Questions on the material »
1. Summarize the biographical page below in two sentences.
2. Repeat the biographical page below word for word, starting at "You can contact" and continuing down to "Vince reflecting back.".

Given passage »
I’m Vince Buffalo, a postdoc studying evolutionary genetics in the Kern and Ralph labs at the University of Oregon. I did my PhD with Graham Coop, in the Population Biology Graduate Group at UC Davis. Before graduate school, I worked as a bioinformatician, and I wrote the O’Reilly book Bioinformatics Data Skills teaching the skills I learned. I use statistics, probability, and computers to learn about evolution.

# Contact

You can contact me at the following email address with the poly-A tail removed (as an anti-spam measure): vsbuffaloAAAAA@gmail.com.

You can also find me on Twitter and Github.

Photograph of tide pool with image of Vince reflecting back.

# Curriculum Vitae Summary

Education

Postdoctoral Scholar in Kern and Ralph Labs, University of Oregon, 2019-2020

Ph.D. in Population Genetics with Graham Coop, UC Davis, 2019

B.A. in Economics and Political Science, UC Davis, 2009
Minor in Statistics
Graduated with Highest Honors, Phi Beta Kappa, Dean’s List, Departmental Citation in Economics

Book

Bioinformatics Data Skills: Reproducible and Robust Research with Open Source Tools, O’Reilly Media, July 2015

Fellowships and Awards

2014 - NSF Graduate Research Fellowship Program
2013 - NSF Graduate Research Fellowship Program, Honorable Mention
2013 - UC Davis Graduate Scholars Fellowship

Professional Research Experience
Staff Computational Biologist, Jeffrey Ross-Ibarra Lab ─ 9/2013 to 9/2014

UC Davis Department of Plant Sciences Research projects: investigating genetic load in wild outcrossing teosinte populations with next-generation sequencing and GBS; development of imputation, phasing, and identification of rare alleles statistical genetics methods; short-read aligner assessment in highly paralogous genomes.

Records supplied »
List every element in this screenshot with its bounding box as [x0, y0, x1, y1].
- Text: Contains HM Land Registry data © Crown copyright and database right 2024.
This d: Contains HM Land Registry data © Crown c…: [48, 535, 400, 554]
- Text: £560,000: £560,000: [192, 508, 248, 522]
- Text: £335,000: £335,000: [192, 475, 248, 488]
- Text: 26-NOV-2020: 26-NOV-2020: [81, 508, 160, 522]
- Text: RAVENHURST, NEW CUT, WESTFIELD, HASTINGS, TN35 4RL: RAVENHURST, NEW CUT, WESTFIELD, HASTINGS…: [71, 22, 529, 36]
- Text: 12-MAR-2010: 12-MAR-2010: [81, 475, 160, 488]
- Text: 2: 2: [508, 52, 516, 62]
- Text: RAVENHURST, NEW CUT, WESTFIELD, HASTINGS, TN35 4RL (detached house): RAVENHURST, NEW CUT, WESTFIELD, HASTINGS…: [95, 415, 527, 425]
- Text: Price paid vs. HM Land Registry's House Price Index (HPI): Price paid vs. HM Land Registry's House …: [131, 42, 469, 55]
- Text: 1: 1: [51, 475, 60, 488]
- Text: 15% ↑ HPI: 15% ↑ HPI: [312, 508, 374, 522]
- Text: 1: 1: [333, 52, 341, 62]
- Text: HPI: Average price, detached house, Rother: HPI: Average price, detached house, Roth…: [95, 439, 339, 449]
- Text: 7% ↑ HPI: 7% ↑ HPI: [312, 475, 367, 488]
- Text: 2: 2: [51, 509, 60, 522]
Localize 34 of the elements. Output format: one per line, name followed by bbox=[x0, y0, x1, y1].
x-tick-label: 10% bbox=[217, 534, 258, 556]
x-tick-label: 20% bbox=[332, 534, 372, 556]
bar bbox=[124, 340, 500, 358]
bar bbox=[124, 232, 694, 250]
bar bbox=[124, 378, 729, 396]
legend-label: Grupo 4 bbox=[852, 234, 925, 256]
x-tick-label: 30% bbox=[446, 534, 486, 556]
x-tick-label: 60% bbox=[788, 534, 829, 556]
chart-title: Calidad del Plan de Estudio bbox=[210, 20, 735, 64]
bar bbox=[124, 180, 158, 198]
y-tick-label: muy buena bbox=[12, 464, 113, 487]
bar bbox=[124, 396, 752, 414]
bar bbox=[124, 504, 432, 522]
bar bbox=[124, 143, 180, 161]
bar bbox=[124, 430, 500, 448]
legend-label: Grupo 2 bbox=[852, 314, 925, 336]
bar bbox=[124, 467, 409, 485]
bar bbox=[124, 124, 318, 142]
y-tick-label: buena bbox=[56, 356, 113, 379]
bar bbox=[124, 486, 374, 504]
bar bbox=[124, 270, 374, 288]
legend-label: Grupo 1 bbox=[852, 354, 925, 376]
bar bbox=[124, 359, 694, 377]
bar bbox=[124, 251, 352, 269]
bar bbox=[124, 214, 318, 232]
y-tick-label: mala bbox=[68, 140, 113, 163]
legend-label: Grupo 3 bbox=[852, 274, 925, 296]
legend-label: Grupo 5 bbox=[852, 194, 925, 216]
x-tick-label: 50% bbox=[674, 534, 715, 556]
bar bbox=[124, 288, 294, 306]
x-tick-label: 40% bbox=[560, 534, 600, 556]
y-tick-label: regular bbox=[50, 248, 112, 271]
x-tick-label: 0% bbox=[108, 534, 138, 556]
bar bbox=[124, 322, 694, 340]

Solutions for each task »
1. Vince Buffalo is a postdoc studying evolutionary genetics in the Kern and Ralph labs at the University of Oregon. He did his PhD in population genetics with Graham Coop at UC Davis, and earlier he worked as a bioinformatician and wrote the O'Reilly book Bioinformatics Data Skills.

2.
You can contact me at the following email address with the poly-A tail removed (as an anti-spam measure): vsbuffaloAAAAA@gmail.com.

You can also find me on Twitter and Github.

Photograph of tide pool with image of Vince reflecting back.